• Passage given

-------------------------

A Crisis of Our Own Making: U.S. Foreign Policy and Latin American Migration

Immigrants should come to the U.S. voluntarily - not because they've been forced to by conditions our government bears a responsibility for creating in the first place.

Anti-immigrant politics has been the organizing principle of Donald Trump’s project since he descended Trump Tower’s gilded escalator in 2015. By campaigning on and governing through naked xenophobia – promising to make Mexico pay for a concrete border wall, mass detention of migrants in squalid detention centers, the transparently false claims that immigrants commit more crime than the average American – Trump has stirred up anti-immigrant sentiment in the United States yet again. But it would be unjust to suggest that Donald Trump is uniquely responsible for this, or that he represents a new phenomenon in U.S. politics. This country has a long and complicated history with immigration, and an even more complex history in Latin America that has forced millions to emigrate north in order to give themselves and their families a decent life. The U.S. has long had a Janus-faced attitude toward immigration and immigrants – it simultaneously celebrates and reviles the fact that this is a “nation of immigrants” in search of the “American Dream.” This deep ambivalence about the place of immigration in U.S. society has created an endless succession of political and cultural dilemmas for well over 200 years.

U.S. Immigration History

Donald Trump is not responsible for American racism and xenophobia, which have a long and ugly history in this country. The civil rights movement made racism and other forms of overt discrimination publicly unacceptable. Trump’s “success,” as it were, is in making it once again acceptable for racists and xenophobes to express their views openly, and in a manner that recalls earlier waves of nativist politics.

In the mid-nineteenth century the American Party, commonly known as the “Know-Nothings,” rode a wave of anti-Irish and anti-Catholic sentiment to campaign against shadowy conspiracies to subject good American Protestants to the domination of the Vatican. The collapse of the Whig Party in the 1850s gave them an opportunity to establish themselves as the main rival to the Democrats, who enjoyed the support of many Catholic immigrants from Ireland and Germany. They won control of the Massachusetts state legislature in 1854, and nearly succeeded in establishing themselves as the second party as the nation hurtled toward civil war. But they were hopelessly split on the slavery question, a weakness that allowed the nascent Republican Party to win over their northern anti-slavery members and eventually capture the White House in 1860.

-------------------------

• Data for processing

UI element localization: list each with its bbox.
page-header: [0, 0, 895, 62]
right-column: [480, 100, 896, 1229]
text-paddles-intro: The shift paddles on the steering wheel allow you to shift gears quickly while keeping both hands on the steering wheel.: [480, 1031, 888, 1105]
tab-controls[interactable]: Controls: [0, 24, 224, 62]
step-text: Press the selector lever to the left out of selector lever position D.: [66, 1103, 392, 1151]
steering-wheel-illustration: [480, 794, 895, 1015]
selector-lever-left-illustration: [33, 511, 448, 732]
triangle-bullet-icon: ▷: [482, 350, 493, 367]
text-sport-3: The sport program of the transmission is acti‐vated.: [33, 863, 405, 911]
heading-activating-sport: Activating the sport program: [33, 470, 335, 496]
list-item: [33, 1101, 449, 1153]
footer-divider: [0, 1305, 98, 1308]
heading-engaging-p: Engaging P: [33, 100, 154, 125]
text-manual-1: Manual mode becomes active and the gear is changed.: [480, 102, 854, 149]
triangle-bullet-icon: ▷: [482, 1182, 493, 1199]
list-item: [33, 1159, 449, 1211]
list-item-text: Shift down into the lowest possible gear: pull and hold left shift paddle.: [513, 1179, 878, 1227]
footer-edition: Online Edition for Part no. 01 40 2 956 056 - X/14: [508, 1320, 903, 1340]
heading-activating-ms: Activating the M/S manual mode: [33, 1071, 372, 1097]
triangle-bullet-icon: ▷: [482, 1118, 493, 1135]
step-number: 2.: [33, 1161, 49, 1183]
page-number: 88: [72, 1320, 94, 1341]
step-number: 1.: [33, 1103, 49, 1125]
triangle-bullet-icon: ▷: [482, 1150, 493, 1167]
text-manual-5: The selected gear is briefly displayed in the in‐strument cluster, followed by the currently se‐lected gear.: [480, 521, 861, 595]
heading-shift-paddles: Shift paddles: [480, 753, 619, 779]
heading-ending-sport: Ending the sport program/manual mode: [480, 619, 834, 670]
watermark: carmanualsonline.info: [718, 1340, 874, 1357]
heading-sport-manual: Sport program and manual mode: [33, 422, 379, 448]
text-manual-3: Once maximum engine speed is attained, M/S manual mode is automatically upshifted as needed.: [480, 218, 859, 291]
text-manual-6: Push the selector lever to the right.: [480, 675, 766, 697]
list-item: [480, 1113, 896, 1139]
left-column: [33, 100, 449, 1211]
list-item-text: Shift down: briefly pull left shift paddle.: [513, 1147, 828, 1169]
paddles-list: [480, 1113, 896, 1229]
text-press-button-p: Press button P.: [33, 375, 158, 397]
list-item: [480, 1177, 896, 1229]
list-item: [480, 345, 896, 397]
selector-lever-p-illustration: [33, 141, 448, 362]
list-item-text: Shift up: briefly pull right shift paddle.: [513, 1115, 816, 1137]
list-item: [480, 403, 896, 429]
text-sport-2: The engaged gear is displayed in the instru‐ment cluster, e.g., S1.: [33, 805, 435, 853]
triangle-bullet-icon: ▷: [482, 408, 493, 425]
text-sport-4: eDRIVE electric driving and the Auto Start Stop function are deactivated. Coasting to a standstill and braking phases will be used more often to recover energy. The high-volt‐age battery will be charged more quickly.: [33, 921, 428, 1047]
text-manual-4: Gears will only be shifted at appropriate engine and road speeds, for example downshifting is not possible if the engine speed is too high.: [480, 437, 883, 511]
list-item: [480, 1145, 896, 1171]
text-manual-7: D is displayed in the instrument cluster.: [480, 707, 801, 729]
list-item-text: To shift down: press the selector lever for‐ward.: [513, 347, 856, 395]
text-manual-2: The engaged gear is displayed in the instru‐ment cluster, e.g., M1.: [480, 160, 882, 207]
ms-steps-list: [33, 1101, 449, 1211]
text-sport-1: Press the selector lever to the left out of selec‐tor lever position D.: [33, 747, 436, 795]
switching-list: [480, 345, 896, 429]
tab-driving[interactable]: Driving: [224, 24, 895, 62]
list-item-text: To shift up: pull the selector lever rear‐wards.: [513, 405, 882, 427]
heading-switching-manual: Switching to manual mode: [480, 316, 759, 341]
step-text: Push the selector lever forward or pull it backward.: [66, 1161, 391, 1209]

-------------------------

• Task set
a. Express the lines of the listing as a JSON list of strings, one string per line with blank lines left out, starting at the first line of the listing and ending with the line that contains "paddles-list: [480, 1113, 896, 1229]", both included.
b. Continue the essay on U.S. foreign policy and Latin American migration from the point where it stops.

• Responses to the tasks
a.
[
  "UI element localization: list each with its bbox.",
  "page-header: [0, 0, 895, 62]",
  "right-column: [480, 100, 896, 1229]",
  "text-paddles-intro: The shift paddles on the steering wheel allow you to shift gears quickly while keeping both hands on the steering wheel.: [480, 1031, 888, 1105]",
  "tab-controls[interactable]: Controls: [0, 24, 224, 62]",
  "step-text: Press the selector lever to the left out of selector lever position D.: [66, 1103, 392, 1151]",
  "steering-wheel-illustration: [480, 794, 895, 1015]",
  "selector-lever-left-illustration: [33, 511, 448, 732]",
  "triangle-bullet-icon: ▷: [482, 350, 493, 367]",
  "text-sport-3: The sport program of the transmission is acti‐vated.: [33, 863, 405, 911]",
  "heading-activating-sport: Activating the sport program: [33, 470, 335, 496]",
  "list-item: [33, 1101, 449, 1153]",
  "footer-divider: [0, 1305, 98, 1308]",
  "heading-engaging-p: Engaging P: [33, 100, 154, 125]",
  "text-manual-1: Manual mode becomes active and the gear is changed.: [480, 102, 854, 149]",
  "triangle-bullet-icon: ▷: [482, 1182, 493, 1199]",
  "list-item: [33, 1159, 449, 1211]",
  "list-item-text: Shift down into the lowest possible gear: pull and hold left shift paddle.: [513, 1179, 878, 1227]",
  "footer-edition: Online Edition for Part no. 01 40 2 956 056 - X/14: [508, 1320, 903, 1340]",
  "heading-activating-ms: Activating the M/S manual mode: [33, 1071, 372, 1097]",
  "triangle-bullet-icon: ▷: [482, 1118, 493, 1135]",
  "step-number: 2.: [33, 1161, 49, 1183]",
  "page-number: 88: [72, 1320, 94, 1341]",
  "step-number: 1.: [33, 1103, 49, 1125]",
  "triangle-bullet-icon: ▷: [482, 1150, 493, 1167]",
  "text-manual-5: The selected gear is briefly displayed in the in‐strument cluster, followed by the currently se‐lected gear.: [480, 521, 861, 595]",
  "heading-shift-paddles: Shift paddles: [480, 753, 619, 779]",
  "heading-ending-sport: Ending the sport program/manual mode: [480, 619, 834, 670]",
  "watermark: carmanualsonline.info: [718, 1340, 874, 1357]",
  "heading-sport-manual: Sport program and manual mode: [33, 422, 379, 448]",
  "text-manual-3: Once maximum engine speed is attained, M/S manual mode is automatically upshifted as needed.: [480, 218, 859, 291]",
  "text-manual-6: Push the selector lever to the right.: [480, 675, 766, 697]",
  "list-item: [480, 1113, 896, 1139]",
  "left-column: [33, 100, 449, 1211]",
  "list-item-text: Shift down: briefly pull left shift paddle.: [513, 1147, 828, 1169]",
  "paddles-list: [480, 1113, 896, 1229]"
]

b.
Immigration once again emerged as a leading political issue after the overthrow of Reconstruction in 1876. White Anglo-Saxon Protestants from northern and western Europe were allowed unrestricted immigration, while Jewish, Slavic, Catholic, Middle Eastern and Asian immigration was often severely restricted. Chinese immigrants in particular were targeted by anti-immigrant forces, as embodied in the Chinese Exclusion Act of 1883. The nativist wave of the early twentieth century reached its culmination when Congress passed the infamous Immigration Act of 1924, which set severely restricted quotas on immigration from southern and eastern Europe as well as Asia. The 1920s also witnessed the revival of the Ku Klux Klan, which was viciously anti-immigrant, anti-Catholic, and anti-Jewish in addition to its anti-black racism, as well as the development of isolationist and nativist currents that would later find expression in the America First Committee lead by the famed aviator Charles Lindbergh.

This highly restrictionist approach to immigration policy prevailed until the passage of the Immigration and Nationality Act of 1965, which abolished the quota system and established the current focus on family unification and the recruitment of skilled workers. The primary motivation of the lawmakers who passed it was to jump-start renewed immigration from Europe, but it had the unintended effect of encouraging a new wave of migration from Latin America and the Caribbean, Asia, and more recently, Africa. It was reinforced by the Immigration Reform and Control Act of 1986, which toughened penalties for undocumented immigration while also providing a path to citizenship for millions of undocumented immigrants – the “amnesty” program that is one of the few things conservatives have ever criticized Ronald Reagan for.

President Clinton oversaw enactment of the Illegal Immigration Reform and Immigrant Responsibility Act of 1996, which empowered the federal government to increase deportations of undocumented immigrants. George W. Bush was relatively welcoming of immigrants compared to many other Republicans, repeatedly referring to immigration as a “blessing and a strength.” He has criticized President Trump for his campaign against Deferred Action for Childhood Arrivals (DACA), the program Obama enacted to build a future for some undocumented immigrants in the United States. However, Bush also implemented the establishment of Immigration and Customs Enforcement (ICE), the agency that has operated brutal detention centers for immigrants and detained upwards of 1,500 legal U.S. citizens on false pretenses. President Obama’s legacy on immigration is also far from clear-cut. His crowning achievement in the policy area is DACA, a program that is estimated to have some 700,000 beneficiaries. Still, Obama also oversaw the largest deportation campaign in recent history, earning him the moniker “deporter-in-chief” from immigration advocacy groups. In the U.S., immigration restriction has long been a bipartisan affair.

Foreign Policy

Domestic immigration policy is thoroughly intertwined with,and often reflects the failure of U.S. foreign policy. U.S. foreign policy is responsible for creating conditions in Central and South America that incentivize the many of the poorest and most vulnerable people to leave their home countries in search of a better life. The political instability that has ensued under military juntas and authoritarian, if not explicitly fascist, governments is often disastrous for the economy of these states, and in many cases even decades later their political systems are rife with corruption and general ineffectiveness. This in turn leads to a surge in organized crime, as the impoverished frequently view criminal activity as their only path to a sustainable life. All of this creates incentives for civilians throughout Latin America to attempt to find a new home in the United States.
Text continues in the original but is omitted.